**Exercício A**: Converta em uma lista JSON de strings, uma para cada linha e sem as linhas em branco, o trecho dos registros que vai do início até a linha que contém "- legend-label: Ameublement: [624, 773, 716, 788]", incluindo as duas pontas.
**Exercício B**: Prossiga com o relatório sobre a audiência pública a respeito do rádio digital, a partir da última frase apresentada.
::: Texto da página
Audiência pública sobre a digitalização do rádio na ALESC Santa Catarina
RELATÓRIO DA AUDIÊNCIA PÚBLICA SOBRE RÁDIO DIGITAL EM FLORIANÓPOLIS
29 de abril de 2013
O padrão
de rádio digital a ser implantado no Brasil foi tema de uma audiência pública no
dia 29 de abril passado na Assembléia Legislativa
de Santa Catarina. A iniciativa do ato foi das rádios comunitárias de Santa
Catarina (protagonistas do evento), Rio Grande do Sul e Paraná, todas ligadas ao
Movimento Nacional de Rádios Comunitárias (MNRC). Além dos estados do Sul,
também estiveram presentes entidades representativas de rádios comunitárias de
São Paulo e do Rio de Janeiro, igualmente ligadas ao MNRC. Em razão da
relevância do tema, ainda participaram representantes de universidades e de
entidades de rádios comerciais. A condução da sessão foi da Comissão de
Legislação Participativa através da deputada Angela Albino (PCdoB/SC).
No início da audiência a palavra foi dada aos diversos atores envolvidos
no processo de digitalização de rádio no Brasil presentes no ato: o Movimento
Nacional de Rádios Comunitárias, o Ministério das Comunicações (através do
representante do Ministério no Conselho Consultivo do Rádio Digital, Octavio
Pieranti), a Anatel, representantes das rádios comerciais, e os dois sistemas interessados em vender os
produtos que envolvem a implantação da nova tecnologia – o norte-americano
(Iboc ou HD Radio) e o europeu (DRM).
A título de esclarecimento, existe um Conselho Consultivo do Rádio
Digital, criado no ano passado, que reúne representantes de vários setores como
governo, radiodifusores comunitários e comerciais, pesquisadores e fabricantes.
Esse conselho tem se reunido com certa regularidade para estudar o processo de digitalização
do rádio. Claro que existem interesses divergentes no conselho, como por
exemplo, a extrema pressa das rádios comerciais em implantar o sistema embora
se observe nítido prejuízo para as rádios comunitárias na cobertura do sinal
digital conforme mostraram os testes feitos até agora.
Após a explanação dos representantes das entidades e dos sistemas HD e
DRM, a palavra foi franqueada aos presentes para esclarecimentos e
manifestações sobre o processo de digitalização em curso no Brasil.
::::::
::: Registros de dados
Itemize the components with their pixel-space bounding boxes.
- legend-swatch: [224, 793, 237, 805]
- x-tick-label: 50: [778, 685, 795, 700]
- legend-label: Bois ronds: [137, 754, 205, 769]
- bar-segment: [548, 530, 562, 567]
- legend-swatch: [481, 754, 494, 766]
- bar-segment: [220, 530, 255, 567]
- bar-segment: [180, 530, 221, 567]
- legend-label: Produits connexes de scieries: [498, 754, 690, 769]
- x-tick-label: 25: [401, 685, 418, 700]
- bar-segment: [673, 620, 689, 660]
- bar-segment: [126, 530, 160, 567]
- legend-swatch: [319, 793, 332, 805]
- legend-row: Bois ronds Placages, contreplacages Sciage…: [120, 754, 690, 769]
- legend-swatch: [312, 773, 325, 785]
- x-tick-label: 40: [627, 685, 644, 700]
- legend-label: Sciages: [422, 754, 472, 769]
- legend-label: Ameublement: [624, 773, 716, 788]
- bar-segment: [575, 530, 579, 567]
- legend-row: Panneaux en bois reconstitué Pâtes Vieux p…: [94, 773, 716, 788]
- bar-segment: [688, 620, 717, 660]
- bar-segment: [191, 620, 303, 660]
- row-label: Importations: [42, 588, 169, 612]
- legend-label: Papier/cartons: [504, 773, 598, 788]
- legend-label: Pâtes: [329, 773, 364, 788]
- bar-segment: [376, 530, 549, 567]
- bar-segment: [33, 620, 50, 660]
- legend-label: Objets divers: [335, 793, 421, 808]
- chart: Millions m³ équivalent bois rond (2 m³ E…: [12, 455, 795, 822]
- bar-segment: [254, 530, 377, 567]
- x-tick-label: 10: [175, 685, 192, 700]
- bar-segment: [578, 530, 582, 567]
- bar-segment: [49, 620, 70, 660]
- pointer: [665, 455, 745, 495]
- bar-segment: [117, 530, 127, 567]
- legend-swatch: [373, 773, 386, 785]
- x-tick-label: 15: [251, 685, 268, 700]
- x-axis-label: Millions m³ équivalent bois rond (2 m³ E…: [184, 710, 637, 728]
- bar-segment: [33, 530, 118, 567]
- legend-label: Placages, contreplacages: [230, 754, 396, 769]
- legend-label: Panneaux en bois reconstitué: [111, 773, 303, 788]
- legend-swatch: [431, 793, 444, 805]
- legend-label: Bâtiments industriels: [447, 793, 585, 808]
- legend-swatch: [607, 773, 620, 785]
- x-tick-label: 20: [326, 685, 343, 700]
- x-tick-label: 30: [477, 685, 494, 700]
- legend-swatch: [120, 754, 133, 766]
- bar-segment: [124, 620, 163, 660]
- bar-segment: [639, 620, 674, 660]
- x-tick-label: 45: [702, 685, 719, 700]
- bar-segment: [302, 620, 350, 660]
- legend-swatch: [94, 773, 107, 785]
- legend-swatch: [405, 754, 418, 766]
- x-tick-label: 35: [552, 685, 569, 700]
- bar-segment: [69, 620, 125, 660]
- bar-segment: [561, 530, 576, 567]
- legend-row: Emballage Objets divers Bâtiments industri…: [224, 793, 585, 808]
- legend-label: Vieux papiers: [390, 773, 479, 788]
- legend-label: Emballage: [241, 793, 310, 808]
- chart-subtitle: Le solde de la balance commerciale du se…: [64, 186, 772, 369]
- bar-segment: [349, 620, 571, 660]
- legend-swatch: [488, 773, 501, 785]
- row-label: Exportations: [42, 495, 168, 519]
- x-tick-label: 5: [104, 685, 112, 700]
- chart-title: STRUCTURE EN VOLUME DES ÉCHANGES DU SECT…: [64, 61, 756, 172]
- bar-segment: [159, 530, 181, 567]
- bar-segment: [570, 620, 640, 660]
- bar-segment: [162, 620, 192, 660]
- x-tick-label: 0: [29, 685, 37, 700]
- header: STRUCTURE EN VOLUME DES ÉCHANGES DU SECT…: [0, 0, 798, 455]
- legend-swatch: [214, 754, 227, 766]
::::::
**Resposta correta A**:
[
  "Itemize the components with their pixel-space bounding boxes.",
  "- legend-swatch: [224, 793, 237, 805]",
  "- x-tick-label: 50: [778, 685, 795, 700]",
  "- legend-label: Bois ronds: [137, 754, 205, 769]",
  "- bar-segment: [548, 530, 562, 567]",
  "- legend-swatch: [481, 754, 494, 766]",
  "- bar-segment: [220, 530, 255, 567]",
  "- bar-segment: [180, 530, 221, 567]",
  "- legend-label: Produits connexes de scieries: [498, 754, 690, 769]",
  "- x-tick-label: 25: [401, 685, 418, 700]",
  "- bar-segment: [673, 620, 689, 660]",
  "- bar-segment: [126, 530, 160, 567]",
  "- legend-swatch: [319, 793, 332, 805]",
  "- legend-row: Bois ronds Placages, contreplacages Sciage…: [120, 754, 690, 769]",
  "- legend-swatch: [312, 773, 325, 785]",
  "- x-tick-label: 40: [627, 685, 644, 700]",
  "- legend-label: Sciages: [422, 754, 472, 769]",
  "- legend-label: Ameublement: [624, 773, 716, 788]"
]

**Resposta correta B**:
O professor da disciplina de Radiojornalismo do curso de
Jornalismo da UFSC, Eduardo Meditsch, com doutorado em rádio pela UNL/ Portugal e pós-doutorado
em rádio na University of Texas at Austin dos Estados Unidos, usou a palavra
relatando a decadência ocorrida em relação à digitalização na Europa e Estados
Unidos, contestando afirmações feitas pelos dois padrões em suas falas sobre o
avanço dos sistemas nos dois continentes. Segundo o professor, em Portugal
ninguém mais usa o sistema digital e nos Estados Unidos, só no ano passado mais
de 50 rádios voltaram a operar no sistema analógico. “Morei um ano nos Estados Unidos e presenciei isso. As
pessoas não conhecem os receptores digitais e as rádios estão voltando ao
padrão analógico. Para mim, o sistema digital já nasceu obsoleto”, falou o
professor. Ou
seja, mais uma vez estariam querendo vender para o Brasil uma tecnologia em
decadência nos países desenvolvidos como ocorreu com as usinas nucleares de
Angra dos Reis no passado?
Foi questionado também o fato de na apresentação das empresas não ter
sido esclarecido se serão contempladas as OMS a medida que essas são as únicas
que cobrem a totalidade do território nacional, e a única que pode mobilizar o
território nacional ao mesmo tempo em caso de catástrofe ou segurança nacional.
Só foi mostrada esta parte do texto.